[Figure record extracts]
####

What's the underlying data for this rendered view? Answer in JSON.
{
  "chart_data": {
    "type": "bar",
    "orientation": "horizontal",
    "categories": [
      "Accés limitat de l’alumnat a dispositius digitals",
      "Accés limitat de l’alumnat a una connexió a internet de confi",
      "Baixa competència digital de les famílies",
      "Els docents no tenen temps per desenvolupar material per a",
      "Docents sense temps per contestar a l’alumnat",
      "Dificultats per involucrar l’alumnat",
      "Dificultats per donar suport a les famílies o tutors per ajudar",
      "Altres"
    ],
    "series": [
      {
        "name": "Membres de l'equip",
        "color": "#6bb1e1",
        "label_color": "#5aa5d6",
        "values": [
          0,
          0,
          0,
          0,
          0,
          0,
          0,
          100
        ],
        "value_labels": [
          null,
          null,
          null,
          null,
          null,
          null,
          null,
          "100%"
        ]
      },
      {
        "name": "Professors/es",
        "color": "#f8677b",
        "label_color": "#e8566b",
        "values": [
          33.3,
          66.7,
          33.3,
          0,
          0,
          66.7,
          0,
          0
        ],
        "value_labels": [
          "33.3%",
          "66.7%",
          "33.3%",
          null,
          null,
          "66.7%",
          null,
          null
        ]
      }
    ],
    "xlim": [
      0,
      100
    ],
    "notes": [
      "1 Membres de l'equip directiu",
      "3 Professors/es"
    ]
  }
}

####

#### AIM
Reproduce the full listing exactly.

#### CORRECT RESULT
What's the underlying data for this rendered view? Answer in JSON.
{
  "chart_data": {
    "type": "bar",
    "orientation": "horizontal",
    "categories": [
      "Accés limitat de l’alumnat a dispositius digitals",
      "Accés limitat de l’alumnat a una connexió a internet de confi",
      "Baixa competència digital de les famílies",
      "Els docents no tenen temps per desenvolupar material per a",
      "Docents sense temps per contestar a l’alumnat",
      "Dificultats per involucrar l’alumnat",
      "Dificultats per donar suport a les famílies o tutors per ajudar",
      "Altres"
    ],
    "series": [
      {
        "name": "Membres de l'equip",
        "color": "#6bb1e1",
        "label_color": "#5aa5d6",
        "values": [
          0,
          0,
          0,
          0,
          0,
          0,
          0,
          100
        ],
        "value_labels": [
          null,
          null,
          null,
          null,
          null,
          null,
          null,
          "100%"
        ]
      },
      {
        "name": "Professors/es",
        "color": "#f8677b",
        "label_color": "#e8566b",
        "values": [
          33.3,
          66.7,
          33.3,
          0,
          0,
          66.7,
          0,
          0
        ],
        "value_labels": [
          "33.3%",
          "66.7%",
          "33.3%",
          null,
          null,
          "66.7%",
          null,
          null
        ]
      }
    ],
    "xlim": [
      0,
      100
    ],
    "notes": [
      "1 Membres de l'equip directiu",
      "3 Professors/es"
    ]
  }
}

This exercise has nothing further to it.